Sunday, April 3, 2016

Caribbean Treerunner, Plica caribeana (Family Tropiduridae)



Plica caribeana Murphy & Jowers 2013: 59
Hypsibatus agamoides – Court 1858: 440
Uraniscodon plica – Boulenger 1885, 2: 180 (in part)
Plica plica – Burt & Burt 1931: 282 (in part)
Tropidurus plica – Frost 1992: 1 (in part)


Size: 124 mm, tail twice SVL; smallest measured 57 mm SVL, probably about size at hatching. Identification: A brown-green lizard with heavily keeled, overlapping scales giving it a spiny appearance; snout rounded from above; rostral rectangular; canthus short and distinct; ear opening has anterior and ventral tufts of spiny scales, a character that will readily distinguish this lizard from all other Trinidad and Tobago lizards; mid-dorsal crest starts on posterior head with a few enlarged spines and extends onto tail; dorsal scales are keeled, overlapping, rhomboidal, and decrease in size laterally; ventral scales smooth, slightly larger than dorsal scales and overlap; well-developed lateral fold of spiny scales from axillary region to base of tail, a character that will separate it from all other Trinidad and Tobago lizards; front limbs well developed with long fingers; tail laterally compressed. Color green with red-brown transverse bands, each having black spots; limbs and tail banded; a red-brown band from eye to ear; venter orange-yellow in males and orange-brown in females; males with a white throat and black gular pouch, females with gray throat and brown gular pouch; has color change ability.

- Data extracts -

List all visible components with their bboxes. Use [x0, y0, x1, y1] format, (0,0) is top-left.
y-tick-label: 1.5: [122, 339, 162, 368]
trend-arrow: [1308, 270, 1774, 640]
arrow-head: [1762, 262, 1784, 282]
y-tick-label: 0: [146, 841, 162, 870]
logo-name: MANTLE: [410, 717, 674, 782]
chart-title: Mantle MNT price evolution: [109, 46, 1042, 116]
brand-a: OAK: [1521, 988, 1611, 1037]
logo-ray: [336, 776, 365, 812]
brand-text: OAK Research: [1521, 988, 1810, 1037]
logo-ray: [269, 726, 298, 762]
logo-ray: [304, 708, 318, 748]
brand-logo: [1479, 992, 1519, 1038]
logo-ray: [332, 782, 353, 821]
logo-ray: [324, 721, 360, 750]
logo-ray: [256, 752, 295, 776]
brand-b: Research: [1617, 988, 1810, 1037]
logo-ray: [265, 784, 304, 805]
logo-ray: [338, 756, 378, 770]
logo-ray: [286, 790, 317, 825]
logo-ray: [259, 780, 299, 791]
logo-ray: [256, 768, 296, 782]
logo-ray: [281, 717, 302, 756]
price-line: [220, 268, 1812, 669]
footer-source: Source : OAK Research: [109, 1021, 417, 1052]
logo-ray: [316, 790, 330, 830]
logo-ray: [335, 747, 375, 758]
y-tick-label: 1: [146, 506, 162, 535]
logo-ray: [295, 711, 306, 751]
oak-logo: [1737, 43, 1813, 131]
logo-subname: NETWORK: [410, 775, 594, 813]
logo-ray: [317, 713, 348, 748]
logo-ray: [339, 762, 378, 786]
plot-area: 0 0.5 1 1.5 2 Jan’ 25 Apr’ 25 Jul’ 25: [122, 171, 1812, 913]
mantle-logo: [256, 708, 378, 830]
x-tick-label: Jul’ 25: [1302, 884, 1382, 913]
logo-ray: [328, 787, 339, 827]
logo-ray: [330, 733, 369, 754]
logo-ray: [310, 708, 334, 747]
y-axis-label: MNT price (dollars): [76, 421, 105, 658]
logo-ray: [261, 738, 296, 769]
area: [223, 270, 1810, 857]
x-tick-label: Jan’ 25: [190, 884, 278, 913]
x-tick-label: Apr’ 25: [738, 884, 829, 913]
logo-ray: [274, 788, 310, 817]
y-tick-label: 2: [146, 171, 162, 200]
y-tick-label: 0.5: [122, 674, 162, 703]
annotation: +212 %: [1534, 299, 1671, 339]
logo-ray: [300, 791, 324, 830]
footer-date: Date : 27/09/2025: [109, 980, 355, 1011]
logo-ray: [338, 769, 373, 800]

- Questions on the material -
1) Translate this sentence from the Caribbean treerunner account into Spanish: "Size: 124 mm, tail twice SVL; smallest measured 57 mm SVL, probably about size at hatching."
2) Extend the species account of the Caribbean treerunner, Plica caribeana, by writing what comes next after its final sentence on coloration.

- Task-by-task results -
1) Tamaño: 124 mm, cola del doble de la LHC; el más pequeño medido, 57 mm de LHC, probablemente cerca del tamaño al eclosionar.

2)
Forest and forest-edge using vertical surfaces of tree trunks, rock faces, and buildings, holes at the base of trees for escape.

Diurnal. Diet: Insectivorous but will feed on other invertebrates. Hatchlings are more terrestrial than adults; occur in colonies of 6−12 adults and juveniles, on trunks of large trees, stone walls, bridges, ruins, old houses, and caves; usually head down, but in whatever position they may be the head and forebody raised.

Is Plica caribeana still present on Tobago? In the early 1990's Plica was observed by JCM near Easterfield, Tobago. No specimens were collected. In 2011 I started searching for this lizard on Tobago and failed to find it. The locality where it was observed had been deforested and developed.

Murphy, J.C. and Jowers, M.J. 2013. Treerunners, cryptic lizards of the Plica plica group (Squamata, Sauria, Tropiduridae) of northern South America. ZooKeys, (355), p.49.